▶ _Objective_: Gather from the listing below each line that includes the word "your", and copy it.

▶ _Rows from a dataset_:

---+---

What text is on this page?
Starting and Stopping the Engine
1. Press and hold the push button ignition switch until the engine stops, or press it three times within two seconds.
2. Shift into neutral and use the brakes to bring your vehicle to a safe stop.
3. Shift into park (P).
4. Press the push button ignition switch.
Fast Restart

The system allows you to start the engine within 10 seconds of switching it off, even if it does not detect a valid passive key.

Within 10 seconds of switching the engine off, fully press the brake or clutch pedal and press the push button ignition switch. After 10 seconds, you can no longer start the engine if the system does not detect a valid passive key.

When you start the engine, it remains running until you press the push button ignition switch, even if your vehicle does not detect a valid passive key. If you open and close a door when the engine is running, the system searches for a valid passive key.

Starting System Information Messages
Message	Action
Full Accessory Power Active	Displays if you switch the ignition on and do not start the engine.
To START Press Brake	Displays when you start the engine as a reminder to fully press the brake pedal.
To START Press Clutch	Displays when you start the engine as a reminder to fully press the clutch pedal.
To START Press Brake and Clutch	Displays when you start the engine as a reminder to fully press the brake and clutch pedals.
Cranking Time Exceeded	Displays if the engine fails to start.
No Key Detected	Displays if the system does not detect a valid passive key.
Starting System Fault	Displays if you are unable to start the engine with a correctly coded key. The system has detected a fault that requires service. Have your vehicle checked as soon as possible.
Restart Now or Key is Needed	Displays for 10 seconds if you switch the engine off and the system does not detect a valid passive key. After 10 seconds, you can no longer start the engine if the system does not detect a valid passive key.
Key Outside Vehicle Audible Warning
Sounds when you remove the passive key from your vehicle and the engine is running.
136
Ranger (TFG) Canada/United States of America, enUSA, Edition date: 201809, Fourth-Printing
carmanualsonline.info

---+---

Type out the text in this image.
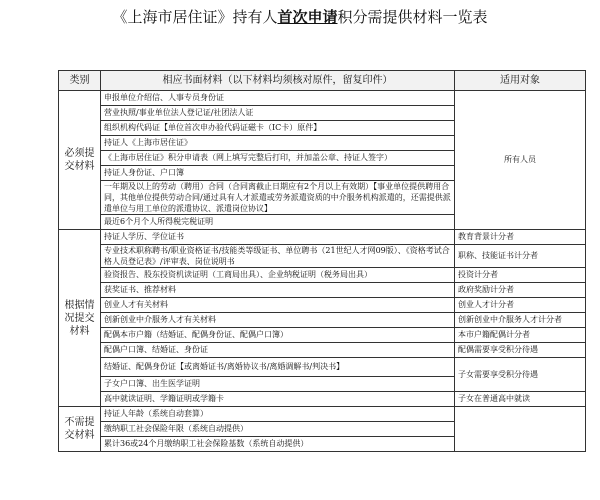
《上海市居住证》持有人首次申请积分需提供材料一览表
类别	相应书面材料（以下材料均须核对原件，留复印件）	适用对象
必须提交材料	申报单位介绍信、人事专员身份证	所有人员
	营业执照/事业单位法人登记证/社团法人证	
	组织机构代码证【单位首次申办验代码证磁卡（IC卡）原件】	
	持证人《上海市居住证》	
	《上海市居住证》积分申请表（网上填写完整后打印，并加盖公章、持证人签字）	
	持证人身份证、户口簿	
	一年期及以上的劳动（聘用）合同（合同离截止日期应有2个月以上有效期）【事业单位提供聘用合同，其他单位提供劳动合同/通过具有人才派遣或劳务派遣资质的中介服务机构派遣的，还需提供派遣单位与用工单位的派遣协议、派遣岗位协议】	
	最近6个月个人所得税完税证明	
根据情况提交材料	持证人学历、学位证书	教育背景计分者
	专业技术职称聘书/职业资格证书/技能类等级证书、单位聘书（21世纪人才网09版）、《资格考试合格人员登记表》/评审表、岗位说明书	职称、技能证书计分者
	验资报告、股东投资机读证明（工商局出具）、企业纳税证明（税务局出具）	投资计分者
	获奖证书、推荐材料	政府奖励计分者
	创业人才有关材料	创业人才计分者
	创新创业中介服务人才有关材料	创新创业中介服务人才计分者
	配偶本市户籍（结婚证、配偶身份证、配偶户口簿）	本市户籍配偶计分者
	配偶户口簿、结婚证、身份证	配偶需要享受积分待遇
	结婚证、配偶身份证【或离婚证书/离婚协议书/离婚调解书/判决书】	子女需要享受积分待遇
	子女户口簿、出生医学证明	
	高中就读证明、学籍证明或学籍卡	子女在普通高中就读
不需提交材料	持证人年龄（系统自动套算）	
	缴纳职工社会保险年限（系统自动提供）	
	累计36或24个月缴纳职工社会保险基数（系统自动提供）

---+---

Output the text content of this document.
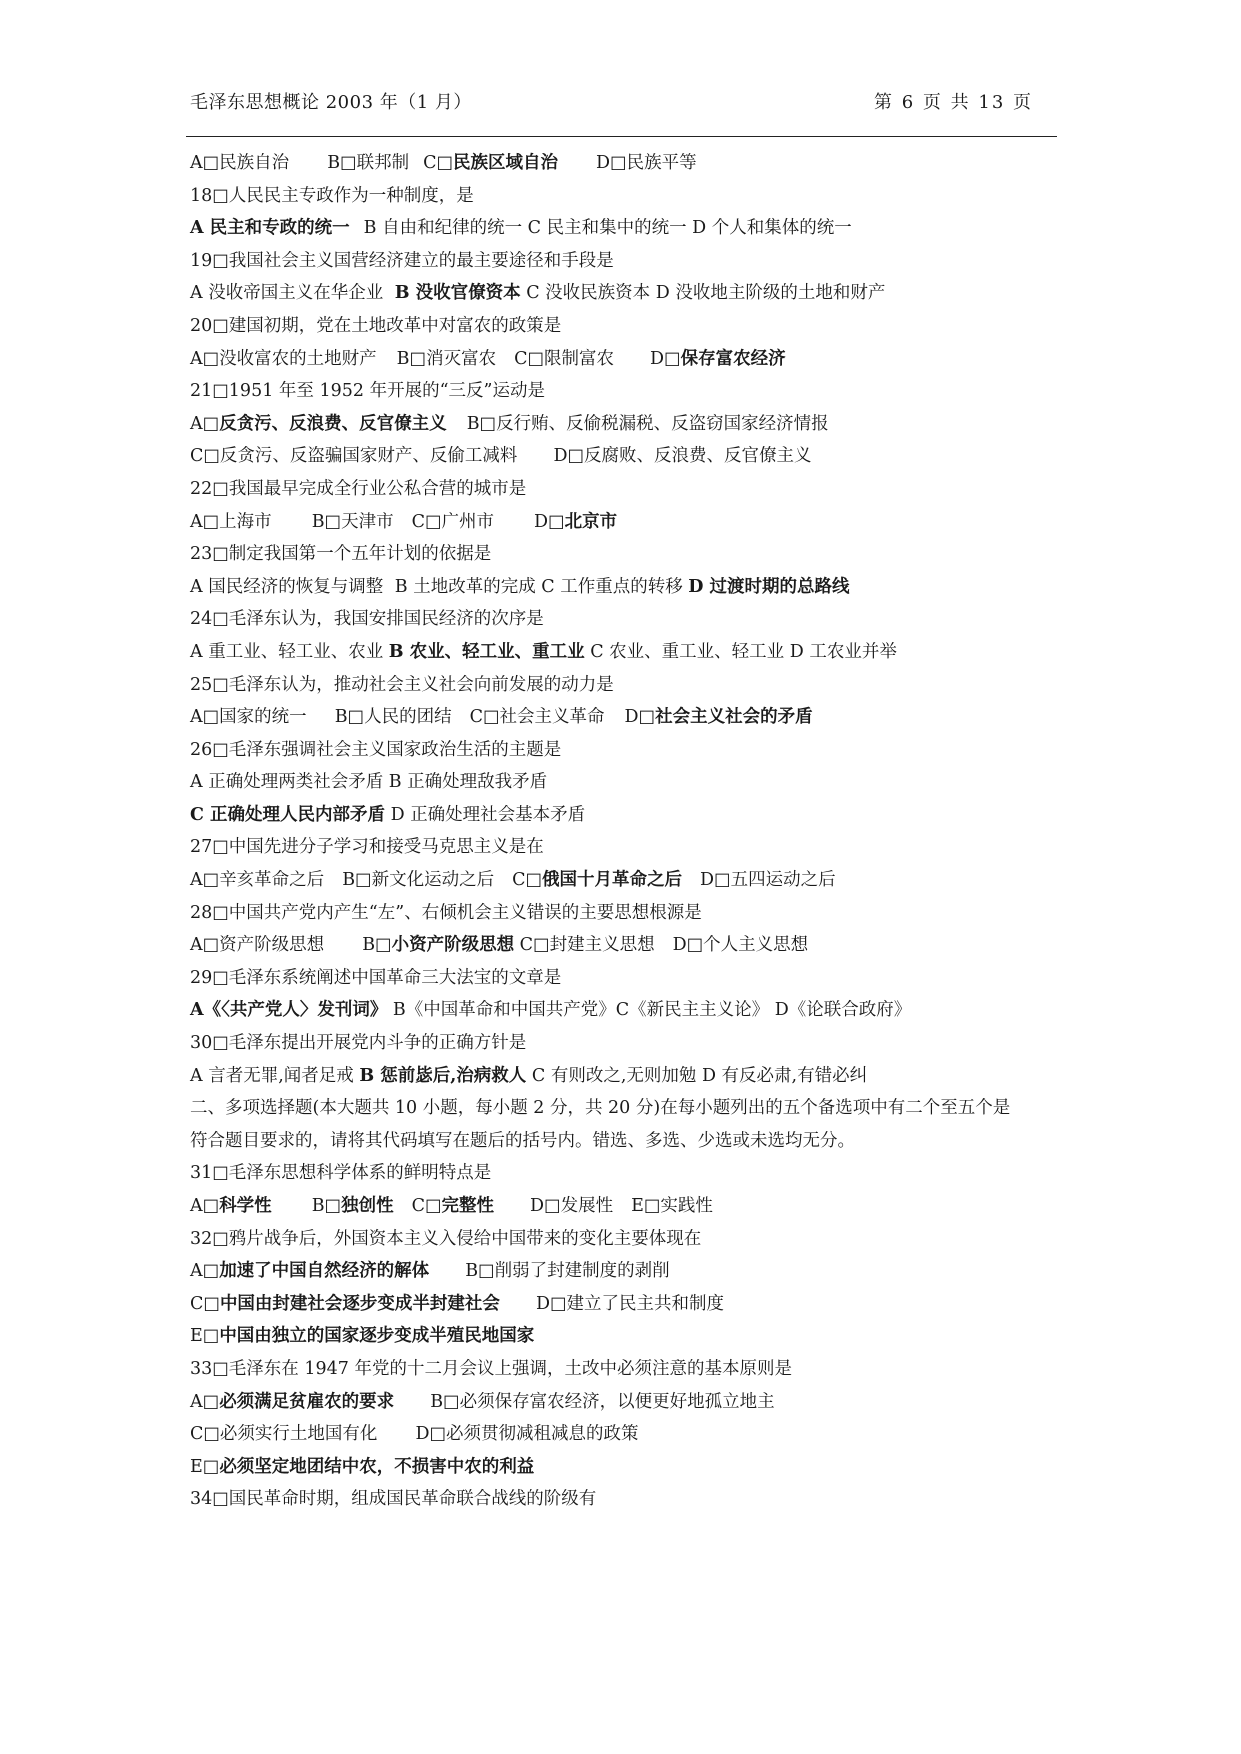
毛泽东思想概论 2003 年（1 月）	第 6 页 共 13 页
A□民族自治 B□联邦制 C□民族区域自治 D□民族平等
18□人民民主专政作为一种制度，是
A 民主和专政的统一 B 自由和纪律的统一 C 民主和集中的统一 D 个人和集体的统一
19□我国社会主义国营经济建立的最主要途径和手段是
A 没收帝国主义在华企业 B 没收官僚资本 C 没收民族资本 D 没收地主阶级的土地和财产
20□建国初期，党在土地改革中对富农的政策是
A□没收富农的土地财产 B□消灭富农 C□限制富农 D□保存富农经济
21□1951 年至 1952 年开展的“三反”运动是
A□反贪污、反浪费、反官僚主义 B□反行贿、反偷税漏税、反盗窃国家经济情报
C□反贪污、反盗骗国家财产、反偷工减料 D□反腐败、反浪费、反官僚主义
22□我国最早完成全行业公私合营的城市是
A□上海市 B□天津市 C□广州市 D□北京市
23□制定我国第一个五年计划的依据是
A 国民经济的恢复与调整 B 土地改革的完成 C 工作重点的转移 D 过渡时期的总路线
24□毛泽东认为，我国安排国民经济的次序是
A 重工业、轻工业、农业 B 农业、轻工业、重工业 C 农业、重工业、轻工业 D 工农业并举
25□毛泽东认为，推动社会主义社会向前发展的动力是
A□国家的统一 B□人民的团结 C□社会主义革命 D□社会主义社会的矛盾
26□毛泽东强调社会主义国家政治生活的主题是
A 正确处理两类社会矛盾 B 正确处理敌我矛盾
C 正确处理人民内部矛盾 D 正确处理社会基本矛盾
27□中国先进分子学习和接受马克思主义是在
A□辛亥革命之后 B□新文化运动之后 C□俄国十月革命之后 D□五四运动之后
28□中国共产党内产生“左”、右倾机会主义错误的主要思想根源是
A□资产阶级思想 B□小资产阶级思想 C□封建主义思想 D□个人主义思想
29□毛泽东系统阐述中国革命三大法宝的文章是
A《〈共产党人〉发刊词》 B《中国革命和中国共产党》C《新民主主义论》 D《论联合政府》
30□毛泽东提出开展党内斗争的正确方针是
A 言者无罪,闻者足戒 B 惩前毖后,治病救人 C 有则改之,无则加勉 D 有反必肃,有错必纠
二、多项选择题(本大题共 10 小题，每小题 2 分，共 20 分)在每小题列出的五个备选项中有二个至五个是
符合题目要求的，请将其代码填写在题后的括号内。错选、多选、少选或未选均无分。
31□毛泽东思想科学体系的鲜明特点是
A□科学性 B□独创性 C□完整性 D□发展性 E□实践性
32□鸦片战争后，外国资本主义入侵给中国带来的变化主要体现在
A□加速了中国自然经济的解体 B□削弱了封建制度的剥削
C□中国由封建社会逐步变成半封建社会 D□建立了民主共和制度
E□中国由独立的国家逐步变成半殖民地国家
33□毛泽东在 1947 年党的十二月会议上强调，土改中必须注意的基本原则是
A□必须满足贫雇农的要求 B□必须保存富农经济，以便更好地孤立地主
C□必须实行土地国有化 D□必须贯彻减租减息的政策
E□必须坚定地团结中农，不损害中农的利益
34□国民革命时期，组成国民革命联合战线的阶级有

---+---

▶ _Answer to this exercise_:
2. Shift into neutral and use the brakes to bring your vehicle to a safe stop.
When you start the engine, it remains running until you press the push button ignition switch, even if your vehicle does not detect a valid passive key. If you open and close a door when the engine is running, the system searches for a valid passive key.
Starting System Fault	Displays if you are unable to start the engine with a correctly coded key. The system has detected a fault that requires service. Have your vehicle checked as soon as possible.
Sounds when you remove the passive key from your vehicle and the engine is running.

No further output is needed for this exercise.